→ **TASK INPUTS**
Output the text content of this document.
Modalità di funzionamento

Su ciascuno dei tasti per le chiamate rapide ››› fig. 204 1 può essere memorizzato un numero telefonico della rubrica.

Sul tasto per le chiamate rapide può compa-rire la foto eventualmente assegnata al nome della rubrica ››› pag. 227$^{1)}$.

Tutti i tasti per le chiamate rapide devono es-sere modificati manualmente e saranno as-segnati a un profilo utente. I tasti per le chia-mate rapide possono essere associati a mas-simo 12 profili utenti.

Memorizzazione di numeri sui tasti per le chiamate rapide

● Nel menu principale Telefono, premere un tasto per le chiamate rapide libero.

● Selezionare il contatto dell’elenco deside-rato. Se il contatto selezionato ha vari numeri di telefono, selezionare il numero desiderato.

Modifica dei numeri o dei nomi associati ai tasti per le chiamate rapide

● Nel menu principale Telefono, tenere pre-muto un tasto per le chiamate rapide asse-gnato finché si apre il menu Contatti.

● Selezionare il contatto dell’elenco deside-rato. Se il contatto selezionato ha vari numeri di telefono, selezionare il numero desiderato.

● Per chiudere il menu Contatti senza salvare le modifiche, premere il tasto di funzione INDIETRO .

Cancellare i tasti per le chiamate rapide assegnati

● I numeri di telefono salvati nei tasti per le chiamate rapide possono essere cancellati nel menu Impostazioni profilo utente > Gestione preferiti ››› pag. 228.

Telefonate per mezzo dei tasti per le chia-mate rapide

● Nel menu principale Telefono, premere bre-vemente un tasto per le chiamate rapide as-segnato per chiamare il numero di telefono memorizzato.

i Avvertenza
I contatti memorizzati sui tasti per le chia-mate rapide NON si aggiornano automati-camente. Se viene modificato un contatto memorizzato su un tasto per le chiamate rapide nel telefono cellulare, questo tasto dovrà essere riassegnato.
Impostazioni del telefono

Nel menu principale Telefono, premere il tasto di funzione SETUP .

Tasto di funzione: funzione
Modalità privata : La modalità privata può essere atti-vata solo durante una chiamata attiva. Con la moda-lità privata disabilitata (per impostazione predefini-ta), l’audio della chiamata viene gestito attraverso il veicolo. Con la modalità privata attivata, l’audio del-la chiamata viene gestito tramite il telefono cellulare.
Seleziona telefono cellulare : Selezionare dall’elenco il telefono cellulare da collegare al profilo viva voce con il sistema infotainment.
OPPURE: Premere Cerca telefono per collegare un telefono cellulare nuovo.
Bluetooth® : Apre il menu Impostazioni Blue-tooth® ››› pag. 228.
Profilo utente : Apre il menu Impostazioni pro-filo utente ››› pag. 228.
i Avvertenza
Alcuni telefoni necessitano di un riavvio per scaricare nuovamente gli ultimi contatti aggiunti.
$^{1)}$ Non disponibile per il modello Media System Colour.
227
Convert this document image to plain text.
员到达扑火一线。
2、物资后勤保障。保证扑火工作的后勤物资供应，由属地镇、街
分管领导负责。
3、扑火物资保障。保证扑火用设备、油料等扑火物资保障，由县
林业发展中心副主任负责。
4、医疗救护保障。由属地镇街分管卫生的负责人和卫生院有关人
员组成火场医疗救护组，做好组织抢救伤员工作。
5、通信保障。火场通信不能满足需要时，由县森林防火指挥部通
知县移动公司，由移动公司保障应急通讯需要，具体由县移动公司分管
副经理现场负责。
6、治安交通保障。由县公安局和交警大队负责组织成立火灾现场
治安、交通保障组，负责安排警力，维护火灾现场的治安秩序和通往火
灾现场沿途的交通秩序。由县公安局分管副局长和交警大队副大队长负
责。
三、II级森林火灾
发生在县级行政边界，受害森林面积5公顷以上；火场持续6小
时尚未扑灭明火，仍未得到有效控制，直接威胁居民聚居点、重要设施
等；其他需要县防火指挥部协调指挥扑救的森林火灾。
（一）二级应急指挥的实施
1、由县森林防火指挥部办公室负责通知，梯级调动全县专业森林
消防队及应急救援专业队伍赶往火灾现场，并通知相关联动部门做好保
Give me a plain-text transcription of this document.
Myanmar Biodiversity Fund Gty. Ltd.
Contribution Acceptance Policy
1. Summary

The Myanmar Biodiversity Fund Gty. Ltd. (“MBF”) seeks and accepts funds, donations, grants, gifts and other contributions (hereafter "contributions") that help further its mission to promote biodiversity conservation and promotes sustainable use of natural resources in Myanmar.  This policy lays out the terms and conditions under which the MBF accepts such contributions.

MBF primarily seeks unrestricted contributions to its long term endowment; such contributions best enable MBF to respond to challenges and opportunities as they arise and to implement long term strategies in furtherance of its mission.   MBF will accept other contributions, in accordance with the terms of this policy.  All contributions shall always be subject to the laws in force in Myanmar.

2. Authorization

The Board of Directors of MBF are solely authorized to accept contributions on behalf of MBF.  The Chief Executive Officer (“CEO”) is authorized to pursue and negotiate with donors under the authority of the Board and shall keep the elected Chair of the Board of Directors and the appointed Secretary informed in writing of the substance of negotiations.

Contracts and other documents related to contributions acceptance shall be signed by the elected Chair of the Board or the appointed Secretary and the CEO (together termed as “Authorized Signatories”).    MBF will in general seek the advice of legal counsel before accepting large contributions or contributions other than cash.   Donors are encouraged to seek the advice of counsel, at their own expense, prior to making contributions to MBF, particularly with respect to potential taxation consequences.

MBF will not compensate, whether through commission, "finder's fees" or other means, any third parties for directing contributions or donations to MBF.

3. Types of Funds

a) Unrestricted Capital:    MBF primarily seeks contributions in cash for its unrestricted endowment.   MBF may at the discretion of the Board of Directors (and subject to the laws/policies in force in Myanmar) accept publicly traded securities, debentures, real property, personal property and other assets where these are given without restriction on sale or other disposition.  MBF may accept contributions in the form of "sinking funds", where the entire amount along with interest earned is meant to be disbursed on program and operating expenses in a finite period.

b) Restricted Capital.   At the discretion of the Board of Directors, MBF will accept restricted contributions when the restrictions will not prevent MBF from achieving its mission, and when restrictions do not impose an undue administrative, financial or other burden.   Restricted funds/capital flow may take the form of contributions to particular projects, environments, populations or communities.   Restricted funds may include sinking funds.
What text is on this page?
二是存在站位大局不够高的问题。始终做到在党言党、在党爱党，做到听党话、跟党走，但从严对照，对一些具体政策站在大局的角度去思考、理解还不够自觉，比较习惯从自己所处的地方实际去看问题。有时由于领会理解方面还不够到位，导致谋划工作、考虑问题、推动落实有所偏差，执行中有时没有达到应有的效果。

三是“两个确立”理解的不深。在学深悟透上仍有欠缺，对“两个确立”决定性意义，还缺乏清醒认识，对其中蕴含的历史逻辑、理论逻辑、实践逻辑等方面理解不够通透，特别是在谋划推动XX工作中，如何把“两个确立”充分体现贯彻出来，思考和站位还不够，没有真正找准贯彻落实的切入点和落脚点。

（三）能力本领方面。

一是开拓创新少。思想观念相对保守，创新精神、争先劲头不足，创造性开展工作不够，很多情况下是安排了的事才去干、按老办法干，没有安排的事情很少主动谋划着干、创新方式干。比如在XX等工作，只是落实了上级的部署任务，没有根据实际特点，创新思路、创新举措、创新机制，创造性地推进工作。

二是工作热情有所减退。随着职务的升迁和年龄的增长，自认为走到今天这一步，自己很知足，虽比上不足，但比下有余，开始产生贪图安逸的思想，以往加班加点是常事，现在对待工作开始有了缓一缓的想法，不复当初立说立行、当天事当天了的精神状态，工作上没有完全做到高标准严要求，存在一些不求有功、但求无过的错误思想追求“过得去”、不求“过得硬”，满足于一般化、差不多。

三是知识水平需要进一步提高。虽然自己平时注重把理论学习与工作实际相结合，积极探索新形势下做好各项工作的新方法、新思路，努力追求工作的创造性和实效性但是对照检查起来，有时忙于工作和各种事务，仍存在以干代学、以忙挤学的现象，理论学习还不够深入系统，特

→ **GIVEN INSTRUCTION**
Copy every line above that holds the word "Impostazioni".

→ **TASK SOLUTION**
● I numeri di telefono salvati nei tasti per le chiamate rapide possono essere cancellati nel menu Impostazioni profilo utente > Gestione preferiti ››› pag. 228.
Impostazioni del telefono
Bluetooth® : Apre il menu Impostazioni Blue-tooth® ››› pag. 228.
Profilo utente : Apre il menu Impostazioni pro-filo utente ››› pag. 228.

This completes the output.